* **Requirement 1**:
In the ANTLR4 post, rewrite the paragraph beginning "Then another issue is that" as a short bulleted list that keeps its main facts.
* **Requirement 2**:
Swap "predicate" for "condition" in the stretch of the ANTLR4 post from "and here is" through "generates an error.", and give that stretch back.
* **Requirement 3**:
In the ANTLR4 post, what second reason does the reply give for tab [key] not producing a KEY token?

BenayedMohamed
BenayedMohamed

Reputation: 11

no viable alternative at input ANTLR4

I'm designing a language that allows you to make predicates on data. Here is my lexer.

lexer grammar Studylexer;


fragment LETTER : [A-Za-z];
fragment DIGIT : [0-9];
fragment TWODIGIT : DIGIT DIGIT;
fragment MONTH:  ('0' [1-9] | '1' [0-2]);
fragment DAY: ('0' [1-9] | '1' [1-9] | '2' [1-9] | '3' [0-1]);



TIMESTAMP: TWODIGIT ':' TWODIGIT; // représentation de la timestamp 

DATE : TWODIGIT TWODIGIT MONTH DAY; // représentation de la date


ID : LETTER+; // match identifiers 

STRING : '"' ( ~ '"' )* '"' ; // match string content

NEWLINE:'\r'? '\n' ; // return newlines to parser (is end-statement signal)

WS  :   [ \t]+ -> skip ; // toss out whitespace 

LIST: ( LISTSTRING | LISTDATE | LISTTIMESTAMP ) ; // list of variabels;

// list of operators

GT: '>';
LT: '<';
GTEQ: '>=';
LTEQ:'<=';
EQ: '=';
IN: 'in';

fragment LISTSTRING: STRING ',' STRING (',' STRING)*; // list of strings
fragment LISTDATE : DATE   ',' DATE   (',' DATE)*;    // list of dates
fragment LISTTIMESTAMP:TIMESTAMP ',' TIMESTAMP (',' TIMESTAMP )*; // list of timestamps
    
NAMES: 'filename' | 'timestamp' | 'tso' | 'region' | 'processType' | 'businessDate' | 'lastModificationDate'; // name of variables in the where block

KEY: ID '[' NAMES ']' | ID '.' NAMES; // predicat key

and here is a part of my grammar.

expr: KEY op = ('>' | '<') value = (  DATE  | TIMESTAMP )  NEWLINE          # exprGTORLT
    | KEY op = ('>='| '<=') value = ( DATE  | TIMESTAMP )  NEWLINE          #  exprGTEQORLTEQ
    | KEY  '=' value = ( STRING | DATE      | TIMESTAMP )  NEWLINE          # exprEQ
    | KEY 'in'   LIST                                      NEWLINE          #exprIn

When I make a predicate for example.

tab [key]  in  "value1", "value2" 

ANTLR generates an error.

no viable alternative at input tab [key] in

What can I do to resolve this problem?

Upvotes: 0

Views: 1014

Answers (1)

sepp2k
sepp2k

Reputation: 370415

First tab [key] does not produce a KEY token like you want it to for two reasons:

  1. It contains spaces and KEY doesn't allow any spaces. The best way to fix that would be to remove the KEY rule from your lexer and instead turn it into a parser rule (meaning you also need to turn [ and ] into their own tokens). Then the white space in your input would be between tokens and thus successfully skipped.
  2. key is not actually one of the words listed in NAMES.

Then another issue is that in is recognized as an ID token, not an IN token. That's because both ID and IN would produce a match of the same length and in cases like that the rule that's listed first takes precedence. So you should define ID after all of the keywords because otherwise the keywords will never be matched.

* **Exercise data**:
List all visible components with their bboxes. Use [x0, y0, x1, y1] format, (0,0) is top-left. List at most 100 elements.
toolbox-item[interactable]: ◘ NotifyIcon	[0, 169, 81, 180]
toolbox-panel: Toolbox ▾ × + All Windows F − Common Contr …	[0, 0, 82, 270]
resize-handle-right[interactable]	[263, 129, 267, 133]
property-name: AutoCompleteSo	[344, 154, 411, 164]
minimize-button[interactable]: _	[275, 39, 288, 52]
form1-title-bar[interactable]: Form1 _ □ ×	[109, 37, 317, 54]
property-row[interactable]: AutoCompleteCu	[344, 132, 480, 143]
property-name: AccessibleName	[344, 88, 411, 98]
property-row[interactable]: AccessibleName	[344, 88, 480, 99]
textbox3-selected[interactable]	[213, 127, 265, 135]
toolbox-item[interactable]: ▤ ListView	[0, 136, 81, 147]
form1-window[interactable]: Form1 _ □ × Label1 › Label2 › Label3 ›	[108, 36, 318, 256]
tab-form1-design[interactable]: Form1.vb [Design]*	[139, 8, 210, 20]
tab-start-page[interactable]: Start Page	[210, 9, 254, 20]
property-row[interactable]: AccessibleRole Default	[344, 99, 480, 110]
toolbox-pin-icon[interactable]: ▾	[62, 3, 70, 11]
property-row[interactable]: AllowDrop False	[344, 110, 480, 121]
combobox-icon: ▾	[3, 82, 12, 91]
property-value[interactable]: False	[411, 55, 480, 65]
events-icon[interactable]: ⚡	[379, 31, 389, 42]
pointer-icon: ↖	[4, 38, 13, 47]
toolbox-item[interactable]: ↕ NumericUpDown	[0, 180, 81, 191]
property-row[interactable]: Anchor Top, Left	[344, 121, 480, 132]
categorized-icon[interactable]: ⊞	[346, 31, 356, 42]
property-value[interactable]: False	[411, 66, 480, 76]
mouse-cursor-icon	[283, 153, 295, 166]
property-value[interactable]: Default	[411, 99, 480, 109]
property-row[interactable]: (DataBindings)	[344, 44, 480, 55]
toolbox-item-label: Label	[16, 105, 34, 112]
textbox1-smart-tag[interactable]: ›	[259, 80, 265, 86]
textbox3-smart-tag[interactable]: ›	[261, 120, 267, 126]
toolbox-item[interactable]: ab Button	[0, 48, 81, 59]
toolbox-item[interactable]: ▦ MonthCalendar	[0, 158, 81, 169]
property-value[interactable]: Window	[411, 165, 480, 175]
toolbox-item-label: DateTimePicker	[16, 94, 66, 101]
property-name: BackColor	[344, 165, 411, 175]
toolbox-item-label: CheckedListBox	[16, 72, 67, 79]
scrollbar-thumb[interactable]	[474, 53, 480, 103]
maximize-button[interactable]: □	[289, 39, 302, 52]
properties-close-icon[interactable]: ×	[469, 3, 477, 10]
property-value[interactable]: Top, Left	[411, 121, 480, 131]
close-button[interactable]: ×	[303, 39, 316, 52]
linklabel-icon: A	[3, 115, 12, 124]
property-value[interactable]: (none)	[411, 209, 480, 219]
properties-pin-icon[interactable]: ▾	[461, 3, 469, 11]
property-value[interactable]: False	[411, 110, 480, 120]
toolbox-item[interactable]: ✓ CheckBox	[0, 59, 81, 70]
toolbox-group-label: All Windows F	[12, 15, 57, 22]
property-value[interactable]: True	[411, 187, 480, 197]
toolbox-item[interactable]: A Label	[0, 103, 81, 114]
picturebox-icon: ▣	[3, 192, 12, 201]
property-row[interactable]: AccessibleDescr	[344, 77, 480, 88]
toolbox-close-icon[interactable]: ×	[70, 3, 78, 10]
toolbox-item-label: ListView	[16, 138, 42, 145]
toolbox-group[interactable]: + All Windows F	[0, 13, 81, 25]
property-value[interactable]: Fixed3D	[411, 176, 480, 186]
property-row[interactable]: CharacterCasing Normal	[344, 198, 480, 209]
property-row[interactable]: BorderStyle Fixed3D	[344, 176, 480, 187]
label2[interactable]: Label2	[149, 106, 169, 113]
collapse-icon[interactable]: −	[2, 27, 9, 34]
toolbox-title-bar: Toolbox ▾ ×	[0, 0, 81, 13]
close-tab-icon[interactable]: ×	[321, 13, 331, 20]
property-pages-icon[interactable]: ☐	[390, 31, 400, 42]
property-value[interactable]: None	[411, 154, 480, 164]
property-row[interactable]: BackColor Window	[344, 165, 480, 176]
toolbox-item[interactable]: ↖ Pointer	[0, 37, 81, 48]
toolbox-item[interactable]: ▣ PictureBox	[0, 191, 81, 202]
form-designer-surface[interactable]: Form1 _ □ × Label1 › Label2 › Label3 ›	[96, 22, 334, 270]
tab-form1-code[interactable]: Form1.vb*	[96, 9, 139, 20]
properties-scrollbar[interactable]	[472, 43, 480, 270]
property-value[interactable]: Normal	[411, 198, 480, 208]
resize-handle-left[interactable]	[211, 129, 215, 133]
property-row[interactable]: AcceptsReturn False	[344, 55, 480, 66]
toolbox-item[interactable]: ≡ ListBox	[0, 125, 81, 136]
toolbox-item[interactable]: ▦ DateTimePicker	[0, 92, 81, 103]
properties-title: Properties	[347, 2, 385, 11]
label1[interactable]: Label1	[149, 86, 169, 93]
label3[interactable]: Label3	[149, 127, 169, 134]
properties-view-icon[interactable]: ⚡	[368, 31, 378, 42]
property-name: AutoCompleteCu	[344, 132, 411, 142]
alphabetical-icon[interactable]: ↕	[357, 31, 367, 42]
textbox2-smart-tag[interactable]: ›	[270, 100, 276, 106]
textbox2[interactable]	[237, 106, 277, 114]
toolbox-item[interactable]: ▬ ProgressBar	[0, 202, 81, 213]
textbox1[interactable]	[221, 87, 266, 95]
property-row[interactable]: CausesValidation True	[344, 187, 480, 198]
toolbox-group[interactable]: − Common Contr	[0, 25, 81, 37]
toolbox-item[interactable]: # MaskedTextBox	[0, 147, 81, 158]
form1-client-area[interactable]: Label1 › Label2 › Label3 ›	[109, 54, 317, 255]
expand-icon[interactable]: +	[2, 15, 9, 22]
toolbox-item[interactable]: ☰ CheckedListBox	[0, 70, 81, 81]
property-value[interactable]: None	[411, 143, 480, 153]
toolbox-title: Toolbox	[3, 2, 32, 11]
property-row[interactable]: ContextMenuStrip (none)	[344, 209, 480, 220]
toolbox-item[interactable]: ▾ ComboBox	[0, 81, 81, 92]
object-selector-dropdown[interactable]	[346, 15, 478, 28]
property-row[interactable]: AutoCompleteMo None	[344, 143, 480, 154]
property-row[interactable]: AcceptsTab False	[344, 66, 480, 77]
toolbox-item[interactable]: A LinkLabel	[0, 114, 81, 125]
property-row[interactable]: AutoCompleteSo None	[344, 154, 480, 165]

* **Exercise result 1**:
- The word in is recognized as an ID token, not an IN token.
- ID and IN would produce a match of the same length, and in such cases the rule listed first takes precedence.
- ID should be defined after all of the keywords; otherwise the keywords will never be matched.

* **Exercise result 2**:
and here is a part of my grammar.

expr: KEY op = ('>' | '<') value = (  DATE  | TIMESTAMP )  NEWLINE          # exprGTORLT
    | KEY op = ('>='| '<=') value = ( DATE  | TIMESTAMP )  NEWLINE          #  exprGTEQORLTEQ
    | KEY  '=' value = ( STRING | DATE      | TIMESTAMP )  NEWLINE          # exprEQ
    | KEY 'in'   LIST                                      NEWLINE          #exprIn

When I make a condition for example.

tab [key]  in  "value1", "value2" 

ANTLR generates an error.

* **Exercise result 3**:
key is not one of the words listed in NAMES.